──────── AVAILABLE RECORDS ────────

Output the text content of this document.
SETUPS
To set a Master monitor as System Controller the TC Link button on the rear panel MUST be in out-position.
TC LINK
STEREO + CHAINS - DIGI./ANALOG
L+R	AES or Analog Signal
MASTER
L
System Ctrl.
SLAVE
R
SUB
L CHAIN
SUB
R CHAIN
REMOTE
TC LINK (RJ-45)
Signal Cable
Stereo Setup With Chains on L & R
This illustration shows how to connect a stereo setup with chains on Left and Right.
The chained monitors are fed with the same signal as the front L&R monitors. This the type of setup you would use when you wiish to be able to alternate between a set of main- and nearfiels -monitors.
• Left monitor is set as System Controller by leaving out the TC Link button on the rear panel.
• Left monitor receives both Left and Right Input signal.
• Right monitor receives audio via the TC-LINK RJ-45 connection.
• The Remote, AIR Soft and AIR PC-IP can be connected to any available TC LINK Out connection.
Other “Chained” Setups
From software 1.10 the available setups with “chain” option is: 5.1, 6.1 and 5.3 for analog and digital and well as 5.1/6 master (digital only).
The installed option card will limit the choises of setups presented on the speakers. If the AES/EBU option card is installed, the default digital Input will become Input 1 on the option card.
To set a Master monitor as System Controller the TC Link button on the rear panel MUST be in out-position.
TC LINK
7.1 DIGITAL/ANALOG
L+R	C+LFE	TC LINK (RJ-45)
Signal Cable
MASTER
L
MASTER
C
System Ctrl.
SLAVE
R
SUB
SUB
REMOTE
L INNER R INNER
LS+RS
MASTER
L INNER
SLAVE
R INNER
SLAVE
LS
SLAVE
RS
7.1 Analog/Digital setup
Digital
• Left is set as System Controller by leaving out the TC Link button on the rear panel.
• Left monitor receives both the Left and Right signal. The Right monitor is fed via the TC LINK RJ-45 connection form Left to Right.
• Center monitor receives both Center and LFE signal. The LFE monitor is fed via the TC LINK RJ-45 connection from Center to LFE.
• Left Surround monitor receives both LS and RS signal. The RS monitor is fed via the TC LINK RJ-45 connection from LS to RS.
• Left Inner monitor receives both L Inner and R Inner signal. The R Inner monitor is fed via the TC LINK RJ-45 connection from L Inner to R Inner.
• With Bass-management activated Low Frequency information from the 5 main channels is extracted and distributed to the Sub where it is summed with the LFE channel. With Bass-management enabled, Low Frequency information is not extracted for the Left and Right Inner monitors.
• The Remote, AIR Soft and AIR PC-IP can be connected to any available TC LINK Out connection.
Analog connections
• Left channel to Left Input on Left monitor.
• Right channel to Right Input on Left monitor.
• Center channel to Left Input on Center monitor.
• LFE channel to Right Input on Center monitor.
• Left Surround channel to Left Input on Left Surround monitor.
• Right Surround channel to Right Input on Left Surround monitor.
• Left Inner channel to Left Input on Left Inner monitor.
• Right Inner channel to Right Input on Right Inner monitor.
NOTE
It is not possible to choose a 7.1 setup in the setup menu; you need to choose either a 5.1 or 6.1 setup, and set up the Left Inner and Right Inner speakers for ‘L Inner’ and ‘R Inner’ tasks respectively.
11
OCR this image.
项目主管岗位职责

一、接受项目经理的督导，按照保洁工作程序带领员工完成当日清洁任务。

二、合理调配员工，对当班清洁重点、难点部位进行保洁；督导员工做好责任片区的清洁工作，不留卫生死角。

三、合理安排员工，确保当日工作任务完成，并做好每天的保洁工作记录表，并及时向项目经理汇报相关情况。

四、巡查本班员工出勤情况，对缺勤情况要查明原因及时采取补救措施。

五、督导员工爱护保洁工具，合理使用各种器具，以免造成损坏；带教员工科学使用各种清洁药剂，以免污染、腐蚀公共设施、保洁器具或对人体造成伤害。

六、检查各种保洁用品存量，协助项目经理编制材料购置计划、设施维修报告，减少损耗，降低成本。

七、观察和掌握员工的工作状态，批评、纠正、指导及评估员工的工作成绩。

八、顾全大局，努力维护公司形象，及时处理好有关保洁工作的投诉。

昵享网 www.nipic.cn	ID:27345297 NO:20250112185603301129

────────

§ WORK REQUIRED:
Take the entries and copy them out exactly.

§ THE COMPLETED TASK:
Output the text content of this document.
SETUPS
To set a Master monitor as System Controller the TC Link button on the rear panel MUST be in out-position.
TC LINK
STEREO + CHAINS - DIGI./ANALOG
L+R	AES or Analog Signal
MASTER
L
System Ctrl.
SLAVE
R
SUB
L CHAIN
SUB
R CHAIN
REMOTE
TC LINK (RJ-45)
Signal Cable
Stereo Setup With Chains on L & R
This illustration shows how to connect a stereo setup with chains on Left and Right.
The chained monitors are fed with the same signal as the front L&R monitors. This the type of setup you would use when you wiish to be able to alternate between a set of main- and nearfiels -monitors.
• Left monitor is set as System Controller by leaving out the TC Link button on the rear panel.
• Left monitor receives both Left and Right Input signal.
• Right monitor receives audio via the TC-LINK RJ-45 connection.
• The Remote, AIR Soft and AIR PC-IP can be connected to any available TC LINK Out connection.
Other “Chained” Setups
From software 1.10 the available setups with “chain” option is: 5.1, 6.1 and 5.3 for analog and digital and well as 5.1/6 master (digital only).
The installed option card will limit the choises of setups presented on the speakers. If the AES/EBU option card is installed, the default digital Input will become Input 1 on the option card.
To set a Master monitor as System Controller the TC Link button on the rear panel MUST be in out-position.
TC LINK
7.1 DIGITAL/ANALOG
L+R	C+LFE	TC LINK (RJ-45)
Signal Cable
MASTER
L
MASTER
C
System Ctrl.
SLAVE
R
SUB
SUB
REMOTE
L INNER R INNER
LS+RS
MASTER
L INNER
SLAVE
R INNER
SLAVE
LS
SLAVE
RS
7.1 Analog/Digital setup
Digital
• Left is set as System Controller by leaving out the TC Link button on the rear panel.
• Left monitor receives both the Left and Right signal. The Right monitor is fed via the TC LINK RJ-45 connection form Left to Right.
• Center monitor receives both Center and LFE signal. The LFE monitor is fed via the TC LINK RJ-45 connection from Center to LFE.
• Left Surround monitor receives both LS and RS signal. The RS monitor is fed via the TC LINK RJ-45 connection from LS to RS.
• Left Inner monitor receives both L Inner and R Inner signal. The R Inner monitor is fed via the TC LINK RJ-45 connection from L Inner to R Inner.
• With Bass-management activated Low Frequency information from the 5 main channels is extracted and distributed to the Sub where it is summed with the LFE channel. With Bass-management enabled, Low Frequency information is not extracted for the Left and Right Inner monitors.
• The Remote, AIR Soft and AIR PC-IP can be connected to any available TC LINK Out connection.
Analog connections
• Left channel to Left Input on Left monitor.
• Right channel to Right Input on Left monitor.
• Center channel to Left Input on Center monitor.
• LFE channel to Right Input on Center monitor.
• Left Surround channel to Left Input on Left Surround monitor.
• Right Surround channel to Right Input on Left Surround monitor.
• Left Inner channel to Left Input on Left Inner monitor.
• Right Inner channel to Right Input on Right Inner monitor.
NOTE
It is not possible to choose a 7.1 setup in the setup menu; you need to choose either a 5.1 or 6.1 setup, and set up the Left Inner and Right Inner speakers for ‘L Inner’ and ‘R Inner’ tasks respectively.
11
OCR this image.
项目主管岗位职责

一、接受项目经理的督导，按照保洁工作程序带领员工完成当日清洁任务。

二、合理调配员工，对当班清洁重点、难点部位进行保洁；督导员工做好责任片区的清洁工作，不留卫生死角。

三、合理安排员工，确保当日工作任务完成，并做好每天的保洁工作记录表，并及时向项目经理汇报相关情况。

四、巡查本班员工出勤情况，对缺勤情况要查明原因及时采取补救措施。

五、督导员工爱护保洁工具，合理使用各种器具，以免造成损坏；带教员工科学使用各种清洁药剂，以免污染、腐蚀公共设施、保洁器具或对人体造成伤害。

六、检查各种保洁用品存量，协助项目经理编制材料购置计划、设施维修报告，减少损耗，降低成本。

七、观察和掌握员工的工作状态，批评、纠正、指导及评估员工的工作成绩。

八、顾全大局，努力维护公司形象，及时处理好有关保洁工作的投诉。

昵享网 www.nipic.cn	ID:27345297 NO:20250112185603301129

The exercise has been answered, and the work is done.